Answer with one number: the count of lines in this material that hold the word "type".

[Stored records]
※ ※ ※

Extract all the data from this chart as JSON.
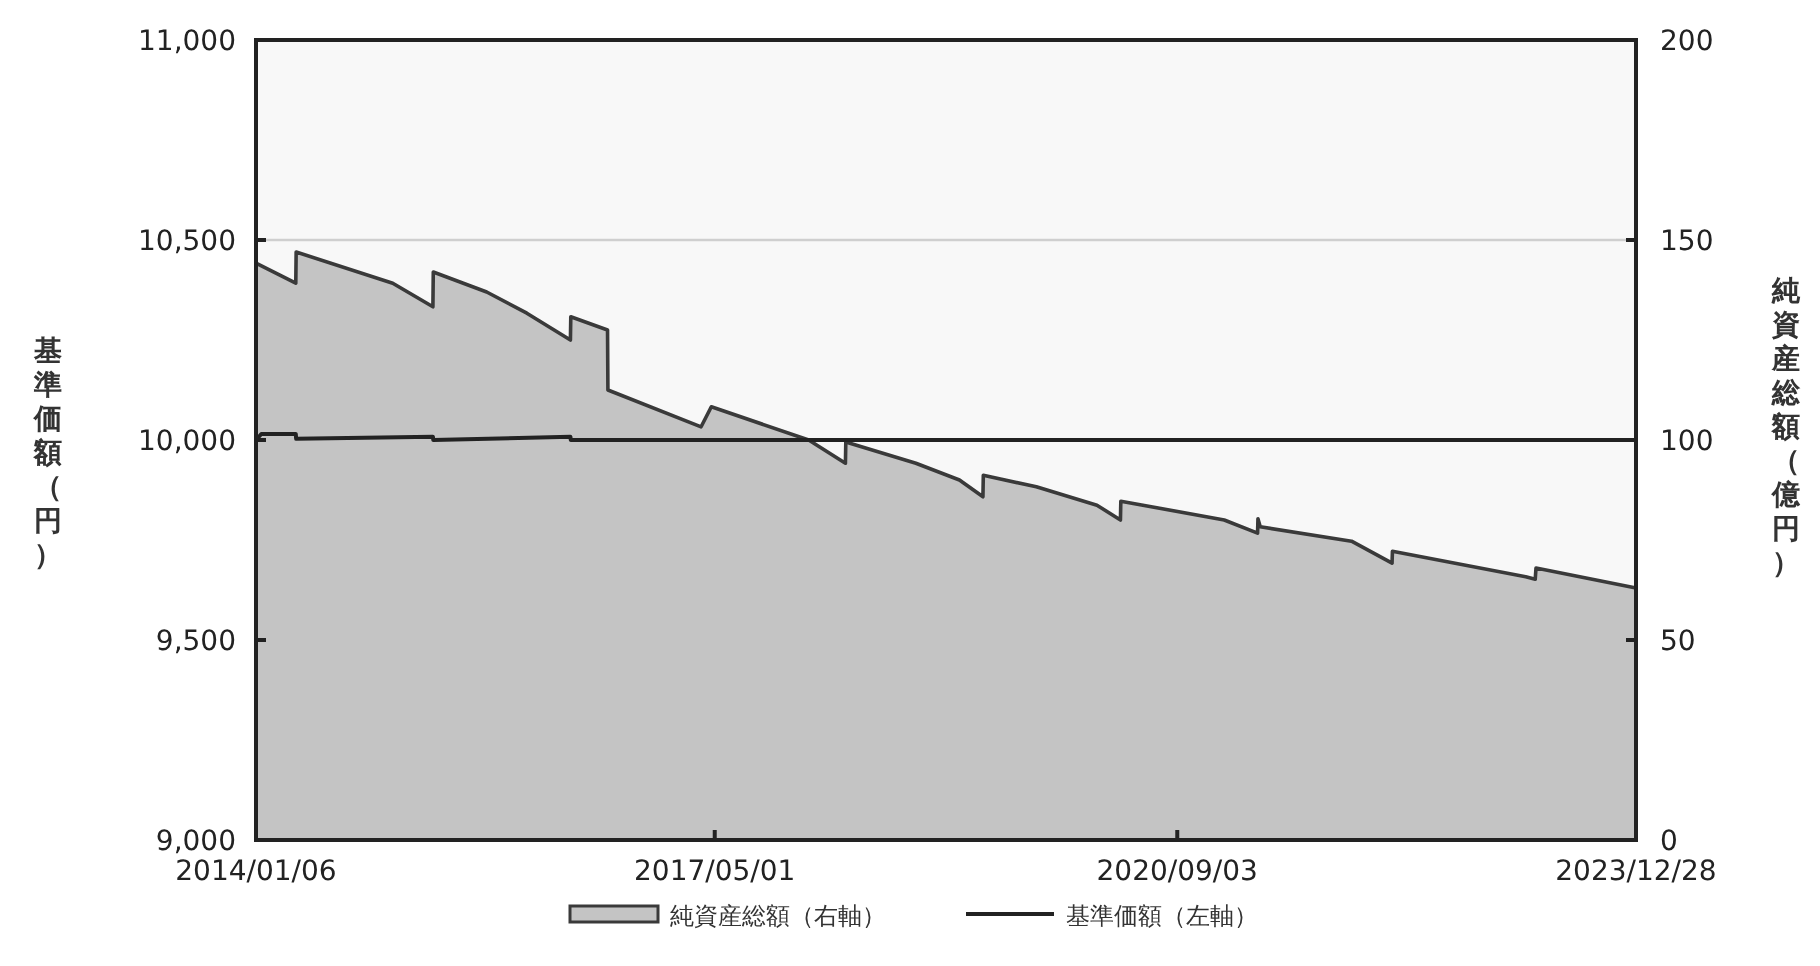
{
  "chart_data": {
    "type": "area",
    "ylabel": "基準価額（円）",
    "y2label": "純資産総額（億円）",
    "xlim": [
      "2014-01-06",
      "2023-12-28"
    ],
    "xticks": [
      {
        "value": "2014-01-06",
        "label": "2014/01/06"
      },
      {
        "value": "2017-05-01",
        "label": "2017/05/01"
      },
      {
        "value": "2020-09-03",
        "label": "2020/09/03"
      },
      {
        "value": "2023-12-28",
        "label": "2023/12/28"
      }
    ],
    "ylim": [
      9000,
      11000
    ],
    "yticks": [
      {
        "value": 9000,
        "label": "9,000"
      },
      {
        "value": 9500,
        "label": "9,500"
      },
      {
        "value": 10000,
        "label": "10,000"
      },
      {
        "value": 10500,
        "label": "10,500"
      },
      {
        "value": 11000,
        "label": "11,000"
      }
    ],
    "y2lim": [
      0,
      200
    ],
    "y2ticks": [
      0,
      50,
      100,
      150,
      200
    ],
    "grid": "y",
    "legend": "bottom",
    "series": [
      {
        "name": "純資産総額（右軸）",
        "axis": "y2",
        "color": "#c4c4c4",
        "x": [
          "2014-01-06",
          "2014-04-21",
          "2014-04-22",
          "2015-01-02",
          "2015-04-18",
          "2015-04-19",
          "2015-09-07",
          "2015-12-22",
          "2016-04-15",
          "2016-04-16",
          "2016-07-22",
          "2016-07-23",
          "2017-03-26",
          "2017-04-22",
          "2018-01-04",
          "2018-04-11",
          "2018-04-12",
          "2018-10-14",
          "2019-02-06",
          "2019-04-09",
          "2019-04-10",
          "2019-08-28",
          "2020-02-04",
          "2020-04-06",
          "2020-04-07",
          "2021-01-05",
          "2021-04-03",
          "2021-04-04",
          "2021-04-10",
          "2021-12-07",
          "2022-03-24",
          "2022-03-25",
          "2023-03-12",
          "2023-04-06",
          "2023-04-08",
          "2023-12-28"
        ],
        "values": [
          144.2,
          139.2,
          147,
          139.2,
          133.3,
          142,
          137,
          131.7,
          125,
          130.8,
          127.5,
          112.5,
          103.3,
          108.3,
          100,
          94.2,
          99.5,
          94.2,
          90,
          85.8,
          91.2,
          88.3,
          83.7,
          80,
          84.7,
          80,
          76.7,
          80.3,
          78.3,
          74.7,
          69.2,
          72.2,
          65.8,
          65.2,
          68,
          63
        ]
      },
      {
        "name": "基準価額（左軸）",
        "type": "line",
        "color": "#222222",
        "x": [
          "2014-01-06",
          "2014-01-20",
          "2014-04-21",
          "2014-04-22",
          "2015-04-18",
          "2015-04-19",
          "2016-04-15",
          "2016-04-16",
          "2023-12-28"
        ],
        "values": [
          10000,
          10015,
          10015,
          10003,
          10008,
          10000,
          10008,
          10000,
          10000
        ]
      }
    ]
  }
}
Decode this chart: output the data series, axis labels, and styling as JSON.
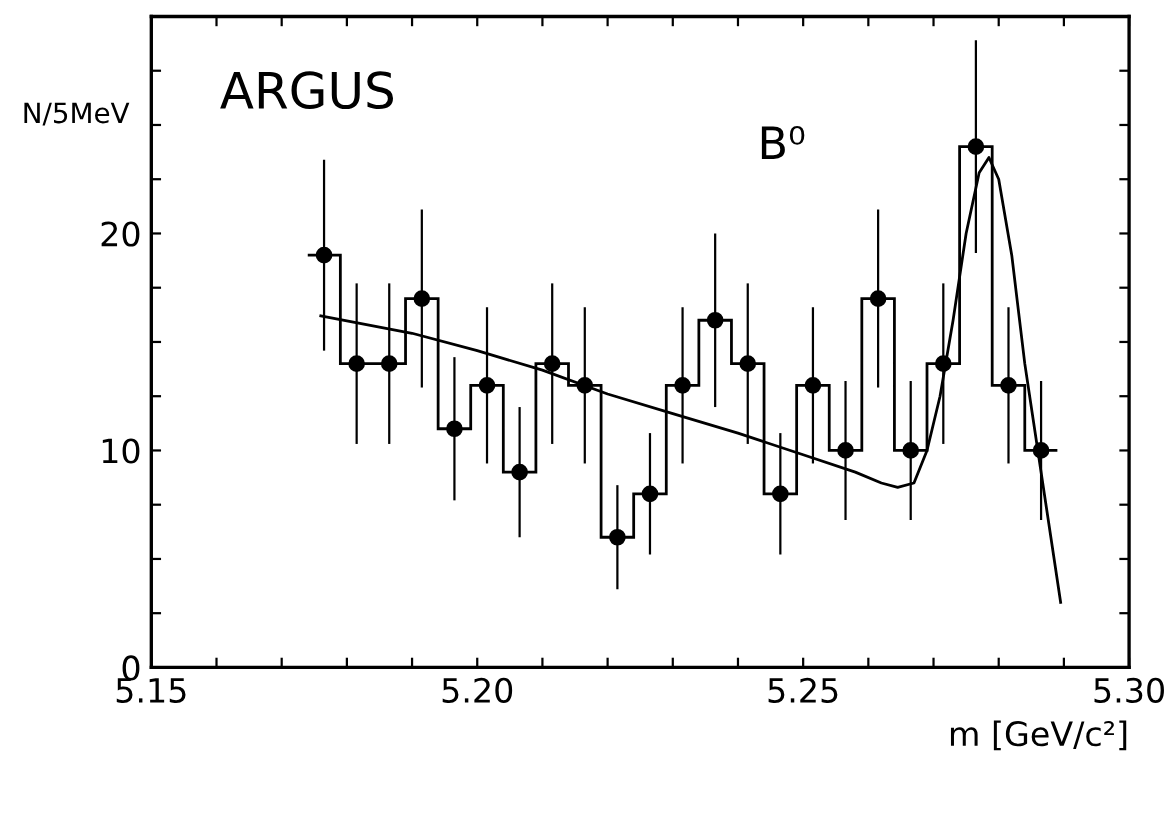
{
  "chart_data": {
    "type": "histogram",
    "xlabel": "m [GeV/c²]",
    "ylabel": "N/5MeV",
    "annotations": [
      "ARGUS",
      "B⁰"
    ],
    "bins": [
      5.174,
      5.179,
      5.184,
      5.189,
      5.194,
      5.199,
      5.204,
      5.209,
      5.214,
      5.219,
      5.224,
      5.229,
      5.234,
      5.239,
      5.244,
      5.249,
      5.254,
      5.259,
      5.264,
      5.269,
      5.274,
      5.279,
      5.284,
      5.289
    ],
    "series": [
      {
        "color": "#000000",
        "values": [
          19,
          14,
          14,
          17,
          11,
          13,
          9,
          14,
          13,
          6,
          8,
          13,
          16,
          14,
          8,
          13,
          10,
          17,
          10,
          14,
          24,
          13,
          10
        ]
      },
      {
        "type": "scatter",
        "color": "#000000",
        "marker": "circle",
        "x": [
          5.1765,
          5.1815,
          5.1865,
          5.1915,
          5.1965,
          5.2015,
          5.2065,
          5.2115,
          5.2165,
          5.2215,
          5.2265,
          5.2315,
          5.2365,
          5.2415,
          5.2465,
          5.2515,
          5.2565,
          5.2615,
          5.2665,
          5.2715,
          5.2765,
          5.2815,
          5.2865
        ],
        "values": [
          19,
          14,
          14,
          17,
          11,
          13,
          9,
          14,
          13,
          6,
          8,
          13,
          16,
          14,
          8,
          13,
          10,
          17,
          10,
          14,
          24,
          13,
          10
        ],
        "errors": [
          4.4,
          3.7,
          3.7,
          4.1,
          3.3,
          3.6,
          3.0,
          3.7,
          3.6,
          2.4,
          2.8,
          3.6,
          4.0,
          3.7,
          2.8,
          3.6,
          3.2,
          4.1,
          3.2,
          3.7,
          4.9,
          3.6,
          3.2
        ]
      },
      {
        "type": "line",
        "color": "#000000",
        "x": [
          5.176,
          5.19,
          5.2,
          5.21,
          5.22,
          5.23,
          5.24,
          5.25,
          5.258,
          5.262,
          5.2645,
          5.267,
          5.269,
          5.271,
          5.273,
          5.275,
          5.277,
          5.2785,
          5.28,
          5.282,
          5.284,
          5.286,
          5.288,
          5.2895
        ],
        "values": [
          16.2,
          15.4,
          14.6,
          13.7,
          12.6,
          11.7,
          10.8,
          9.8,
          9.0,
          8.5,
          8.3,
          8.5,
          10,
          12.5,
          16,
          20,
          22.8,
          23.5,
          22.5,
          19,
          14,
          10,
          6,
          3
        ]
      }
    ],
    "xlim": [
      5.15,
      5.3
    ],
    "xticks": [
      5.15,
      {
        "value": 5.16,
        "label": null
      },
      {
        "value": 5.17,
        "label": null
      },
      {
        "value": 5.18,
        "label": null
      },
      {
        "value": 5.19,
        "label": null
      },
      {
        "value": 5.2,
        "label": "5.20"
      },
      {
        "value": 5.21,
        "label": null
      },
      {
        "value": 5.22,
        "label": null
      },
      {
        "value": 5.23,
        "label": null
      },
      {
        "value": 5.24,
        "label": null
      },
      5.25,
      {
        "value": 5.26,
        "label": null
      },
      {
        "value": 5.27,
        "label": null
      },
      {
        "value": 5.28,
        "label": null
      },
      {
        "value": 5.29,
        "label": null
      },
      {
        "value": 5.3,
        "label": "5.30"
      }
    ],
    "ylim": [
      0,
      30
    ],
    "yticks": [
      0,
      {
        "value": 2.5,
        "label": null
      },
      {
        "value": 5,
        "label": null
      },
      {
        "value": 7.5,
        "label": null
      },
      10,
      {
        "value": 12.5,
        "label": null
      },
      {
        "value": 15,
        "label": null
      },
      {
        "value": 17.5,
        "label": null
      },
      20,
      {
        "value": 22.5,
        "label": null
      },
      {
        "value": 25,
        "label": null
      },
      {
        "value": 27.5,
        "label": null
      }
    ],
    "grid": false,
    "legend": false
  }
}
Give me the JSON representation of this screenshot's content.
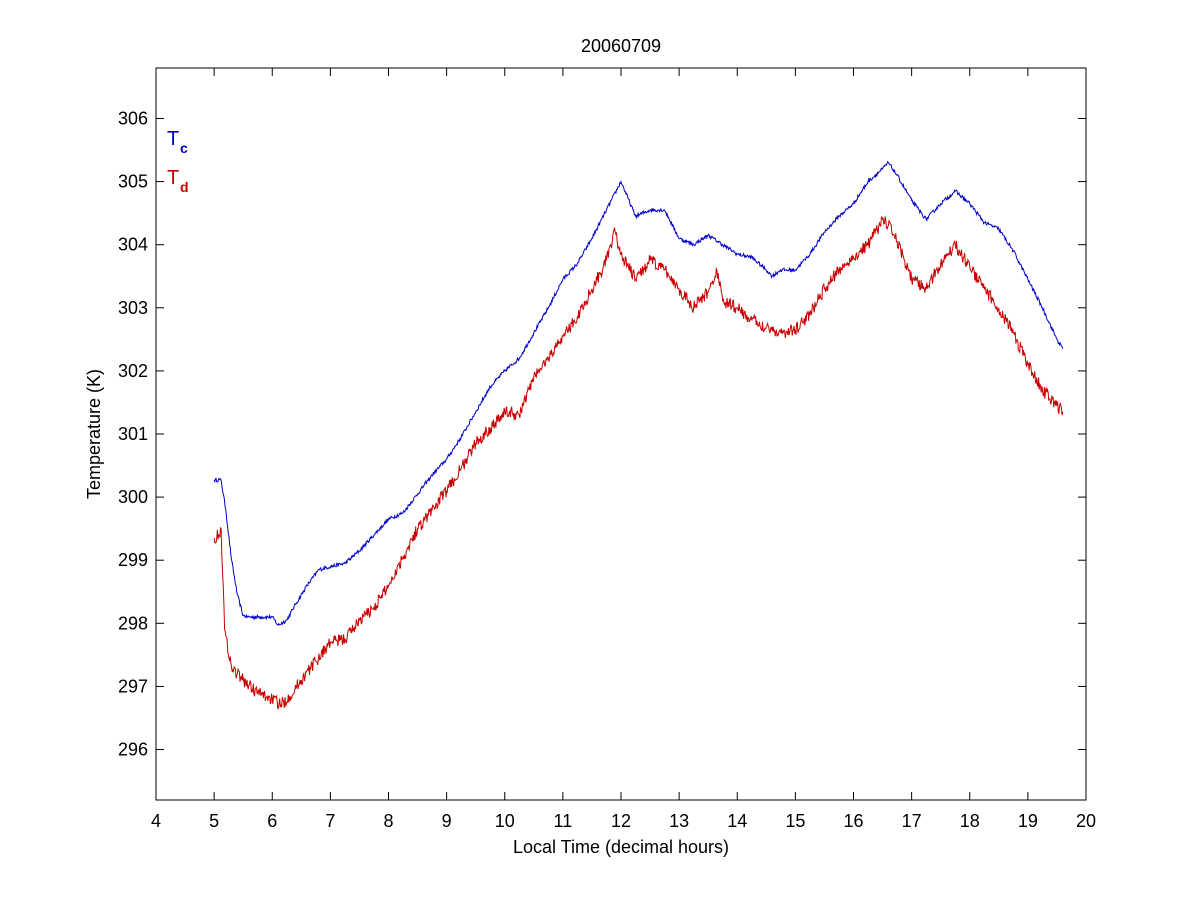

※ ※ ※

## Answer to this exercise:
5